#### EXTRACTED RECORDS
━━━━

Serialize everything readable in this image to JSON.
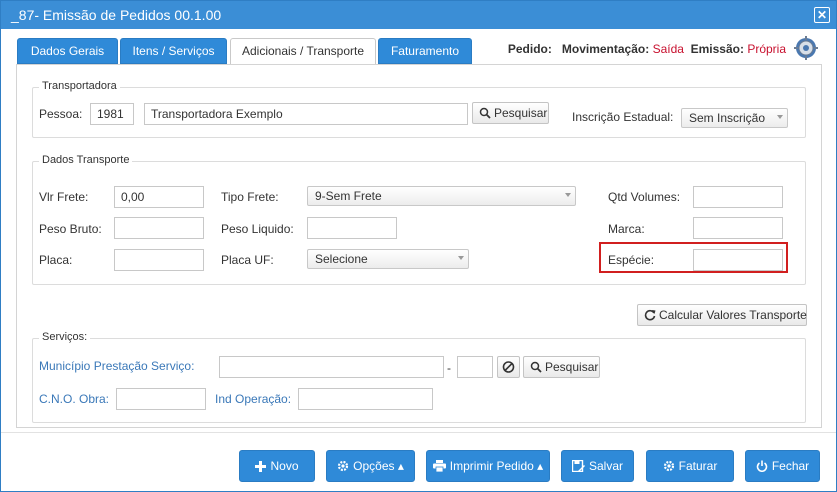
{
  "window": {
    "title": "_87- Emissão de Pedidos 00.1.00",
    "close_label": "✕"
  },
  "tabs": [
    {
      "label": "Dados Gerais"
    },
    {
      "label": "Itens / Serviços"
    },
    {
      "label": "Adicionais / Transporte"
    },
    {
      "label": "Faturamento"
    }
  ],
  "active_tab": "Adicionais / Transporte",
  "header": {
    "pedido_label": "Pedido:",
    "movimentacao_label": "Movimentação:",
    "movimentacao_value": "Saída",
    "emissao_label": "Emissão:",
    "emissao_value": "Própria"
  },
  "transportadora": {
    "legend": "Transportadora",
    "pessoa_label": "Pessoa:",
    "pessoa_code": "1981",
    "pessoa_name": "Transportadora Exemplo",
    "pesquisar_label": "Pesquisar",
    "inscricao_label": "Inscrição Estadual:",
    "inscricao_value": "Sem Inscrição"
  },
  "dados_transporte": {
    "legend": "Dados Transporte",
    "vlr_frete_label": "Vlr Frete:",
    "vlr_frete_value": "0,00",
    "tipo_frete_label": "Tipo Frete:",
    "tipo_frete_value": "9-Sem Frete",
    "qtd_volumes_label": "Qtd Volumes:",
    "qtd_volumes_value": "",
    "peso_bruto_label": "Peso Bruto:",
    "peso_bruto_value": "",
    "peso_liquido_label": "Peso Liquido:",
    "peso_liquido_value": "",
    "marca_label": "Marca:",
    "marca_value": "",
    "placa_label": "Placa:",
    "placa_value": "",
    "placa_uf_label": "Placa UF:",
    "placa_uf_value": "Selecione",
    "especie_label": "Espécie:",
    "especie_value": ""
  },
  "calcular_label": "Calcular Valores Transporte",
  "servicos": {
    "legend": "Serviços:",
    "municipio_label": "Município Prestação Serviço:",
    "municipio_code": "",
    "municipio_value": "",
    "dash": "-",
    "pesquisar_label": "Pesquisar",
    "cno_label": "C.N.O. Obra:",
    "cno_value": "",
    "ind_operacao_label": "Ind Operação:",
    "ind_operacao_value": ""
  },
  "footer": {
    "novo": "Novo",
    "opcoes": "Opções",
    "imprimir": "Imprimir Pedido",
    "salvar": "Salvar",
    "faturar": "Faturar",
    "fechar": "Fechar"
  },
  "colors": {
    "accent": "#2f8ad8",
    "titlebar": "#3b8ed6",
    "highlight": "#d11f1f",
    "status_red": "#c8102e"
  }
}
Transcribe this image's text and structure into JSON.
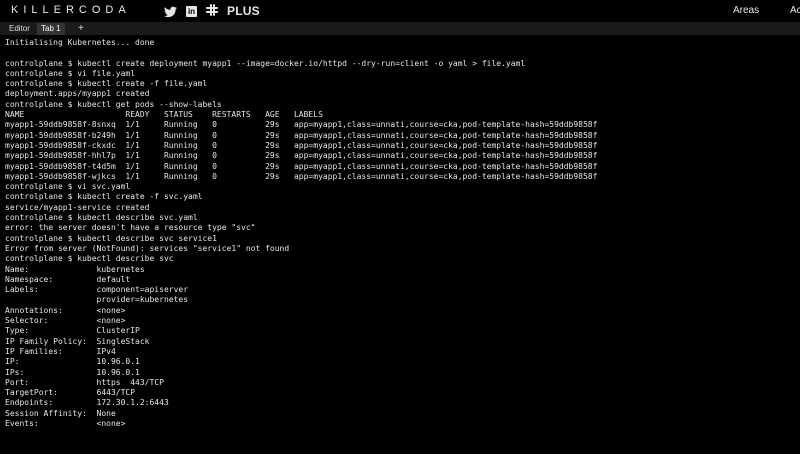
{
  "header": {
    "logo_text": "KILLERCODA",
    "social_icons": [
      "twitter-icon",
      "linkedin-icon",
      "slack-icon"
    ],
    "plus_label": "PLUS",
    "nav_areas": "Areas",
    "nav_partial": "Ac"
  },
  "tabs": {
    "editor_label": "Editor",
    "tab1_label": "Tab 1",
    "add_label": "+"
  },
  "terminal": {
    "lines": [
      "Initialising Kubernetes... done",
      "",
      "controlplane $ kubectl create deployment myapp1 --image=docker.io/httpd --dry-run=client -o yaml > file.yaml",
      "controlplane $ vi file.yaml",
      "controlplane $ kubectl create -f file.yaml",
      "deployment.apps/myapp1 created",
      "controlplane $ kubectl get pods --show-labels",
      "NAME                     READY   STATUS    RESTARTS   AGE   LABELS",
      "myapp1-59ddb9858f-8snxq  1/1     Running   0          29s   app=myapp1,class=unnati,course=cka,pod-template-hash=59ddb9858f",
      "myapp1-59ddb9858f-b249h  1/1     Running   0          29s   app=myapp1,class=unnati,course=cka,pod-template-hash=59ddb9858f",
      "myapp1-59ddb9858f-ckxdc  1/1     Running   0          29s   app=myapp1,class=unnati,course=cka,pod-template-hash=59ddb9858f",
      "myapp1-59ddb9858f-hhl7p  1/1     Running   0          29s   app=myapp1,class=unnati,course=cka,pod-template-hash=59ddb9858f",
      "myapp1-59ddb9858f-t4d5m  1/1     Running   0          29s   app=myapp1,class=unnati,course=cka,pod-template-hash=59ddb9858f",
      "myapp1-59ddb9858f-wjkcs  1/1     Running   0          29s   app=myapp1,class=unnati,course=cka,pod-template-hash=59ddb9858f",
      "controlplane $ vi svc.yaml",
      "controlplane $ kubectl create -f svc.yaml",
      "service/myapp1-service created",
      "controlplane $ kubectl describe svc.yaml",
      "error: the server doesn't have a resource type \"svc\"",
      "controlplane $ kubectl describe svc service1",
      "Error from server (NotFound): services \"service1\" not found",
      "controlplane $ kubectl describe svc",
      "Name:              kubernetes",
      "Namespace:         default",
      "Labels:            component=apiserver",
      "                   provider=kubernetes",
      "Annotations:       <none>",
      "Selector:          <none>",
      "Type:              ClusterIP",
      "IP Family Policy:  SingleStack",
      "IP Families:       IPv4",
      "IP:                10.96.0.1",
      "IPs:               10.96.0.1",
      "Port:              https  443/TCP",
      "TargetPort:        6443/TCP",
      "Endpoints:         172.30.1.2:6443",
      "Session Affinity:  None",
      "Events:            <none>"
    ]
  }
}
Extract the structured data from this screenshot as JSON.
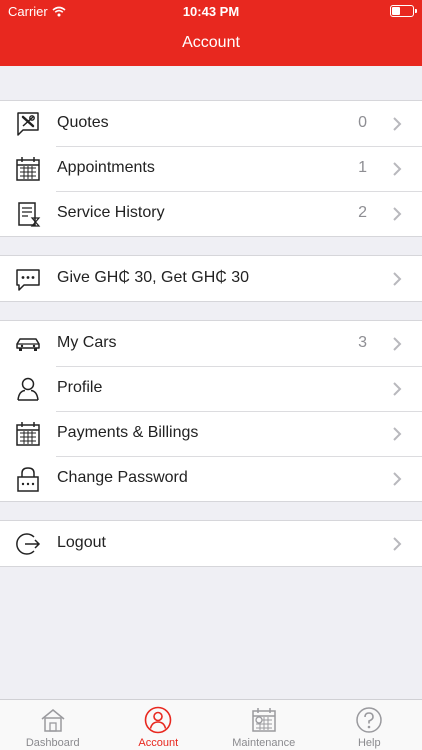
{
  "status": {
    "carrier": "Carrier",
    "time": "10:43 PM"
  },
  "nav": {
    "title": "Account"
  },
  "groups": [
    {
      "rows": [
        {
          "label": "Quotes",
          "count": "0",
          "icon": "quote-tools-icon"
        },
        {
          "label": "Appointments",
          "count": "1",
          "icon": "calendar-icon"
        },
        {
          "label": "Service History",
          "count": "2",
          "icon": "document-history-icon"
        }
      ]
    },
    {
      "rows": [
        {
          "label": "Give GH₵ 30, Get GH₵ 30",
          "count": "",
          "icon": "chat-bubble-icon"
        }
      ]
    },
    {
      "rows": [
        {
          "label": "My Cars",
          "count": "3",
          "icon": "car-icon"
        },
        {
          "label": "Profile",
          "count": "",
          "icon": "person-icon"
        },
        {
          "label": "Payments & Billings",
          "count": "",
          "icon": "calendar-icon"
        },
        {
          "label": "Change Password",
          "count": "",
          "icon": "lock-icon"
        }
      ]
    },
    {
      "rows": [
        {
          "label": "Logout",
          "count": "",
          "icon": "logout-icon"
        }
      ]
    }
  ],
  "tabs": [
    {
      "label": "Dashboard",
      "icon": "house-icon",
      "active": false
    },
    {
      "label": "Account",
      "icon": "account-icon",
      "active": true
    },
    {
      "label": "Maintenance",
      "icon": "maintenance-calendar-icon",
      "active": false
    },
    {
      "label": "Help",
      "icon": "help-icon",
      "active": false
    }
  ],
  "colors": {
    "brand": "#e8281f",
    "background": "#efeff4",
    "inactive_tab": "#8a8a8e"
  }
}
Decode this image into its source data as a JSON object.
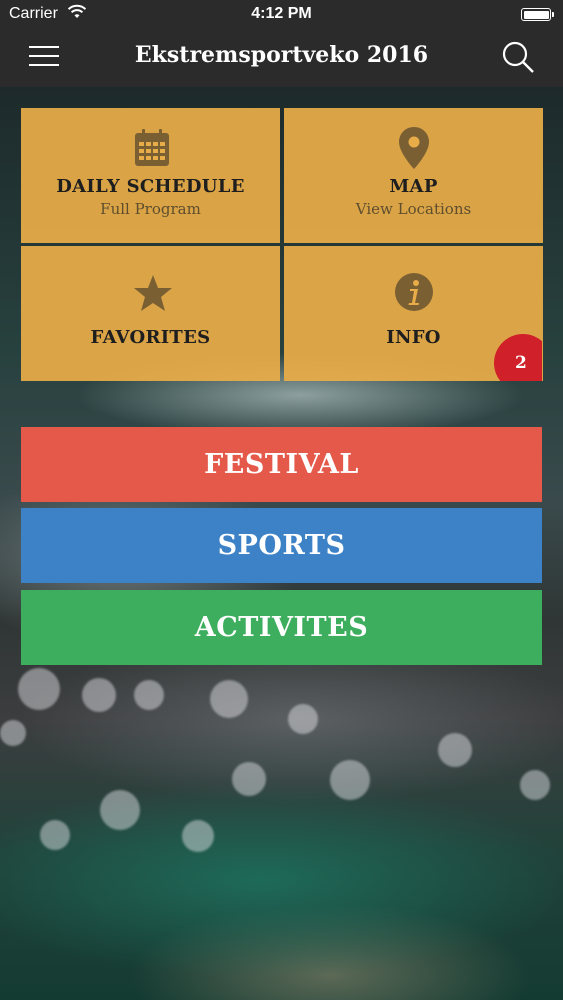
{
  "status_bar": {
    "carrier": "Carrier",
    "time": "4:12 PM"
  },
  "nav": {
    "title": "Ekstremsportveko 2016",
    "menu_icon": "hamburger-menu-icon",
    "search_icon": "search-icon"
  },
  "tiles": [
    {
      "title": "DAILY SCHEDULE",
      "subtitle": "Full Program",
      "icon": "calendar-icon"
    },
    {
      "title": "MAP",
      "subtitle": "View Locations",
      "icon": "map-pin-icon"
    },
    {
      "title": "FAVORITES",
      "subtitle": "",
      "icon": "star-icon"
    },
    {
      "title": "INFO",
      "subtitle": "",
      "icon": "info-icon",
      "badge": "2"
    }
  ],
  "buttons": [
    {
      "label": "FESTIVAL",
      "color": "#e5594a"
    },
    {
      "label": "SPORTS",
      "color": "#3d82c7"
    },
    {
      "label": "ACTIVITES",
      "color": "#3cae5d"
    }
  ],
  "colors": {
    "bar": "#2b2b2b",
    "tile": "#e8ac48",
    "tile_icon": "#7a5f33",
    "badge": "#d0202a"
  }
}
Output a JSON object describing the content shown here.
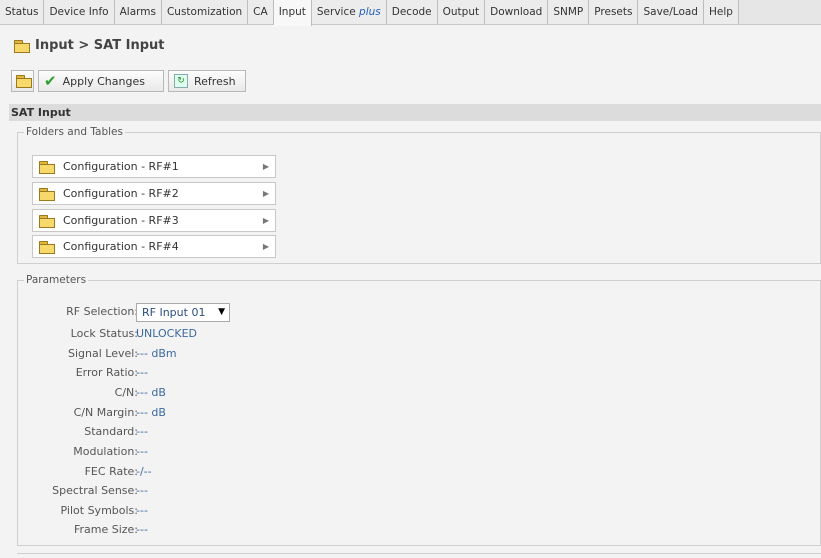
{
  "tabs": [
    {
      "label": "Status"
    },
    {
      "label": "Device Info"
    },
    {
      "label": "Alarms"
    },
    {
      "label": "Customization"
    },
    {
      "label": "CA"
    },
    {
      "label": "Input"
    },
    {
      "label": "Service ",
      "plus": "plus"
    },
    {
      "label": "Decode"
    },
    {
      "label": "Output"
    },
    {
      "label": "Download"
    },
    {
      "label": "SNMP"
    },
    {
      "label": "Presets"
    },
    {
      "label": "Save/Load"
    },
    {
      "label": "Help"
    }
  ],
  "page": {
    "title": "Input > SAT Input"
  },
  "toolbar": {
    "apply_label": "Apply Changes",
    "refresh_label": "Refresh"
  },
  "section": {
    "title": "SAT Input"
  },
  "folders": {
    "legend": "Folders and Tables",
    "items": [
      {
        "label": "Configuration - RF#1"
      },
      {
        "label": "Configuration - RF#2"
      },
      {
        "label": "Configuration - RF#3"
      },
      {
        "label": "Configuration - RF#4"
      }
    ]
  },
  "parameters": {
    "legend": "Parameters",
    "rf_selection": {
      "label": "RF Selection:",
      "value": "RF Input 01"
    },
    "rows": [
      {
        "label": "Lock Status:",
        "value": "UNLOCKED"
      },
      {
        "label": "Signal Level:",
        "value": "--- dBm"
      },
      {
        "label": "Error Ratio:",
        "value": "---"
      },
      {
        "label": "C/N:",
        "value": "--- dB"
      },
      {
        "label": "C/N Margin:",
        "value": "--- dB"
      },
      {
        "label": "Standard:",
        "value": "---"
      },
      {
        "label": "Modulation:",
        "value": "---"
      },
      {
        "label": "FEC Rate:",
        "value": "-/--"
      },
      {
        "label": "Spectral Sense:",
        "value": "---"
      },
      {
        "label": "Pilot Symbols:",
        "value": "---"
      },
      {
        "label": "Frame Size:",
        "value": "---"
      }
    ]
  },
  "colors": {
    "value_blue": "#3b6aa0",
    "accent_plus": "#2060c0"
  }
}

━━━━

#### PROBLEM
Lines that hold "yaml" are the ones to copy; find all of them.

#### ANSWER TO THE TASK
      "controlplane $ kubectl create deployment myapp1 --image=docker.io/httpd --dry-run=client -o yaml > file.yaml",
      "controlplane $ vi file.yaml",
      "controlplane $ kubectl create -f file.yaml",
      "controlplane $ vi svc.yaml",
      "controlplane $ kubectl create -f svc.yaml",
      "controlplane $ kubectl describe svc.yaml",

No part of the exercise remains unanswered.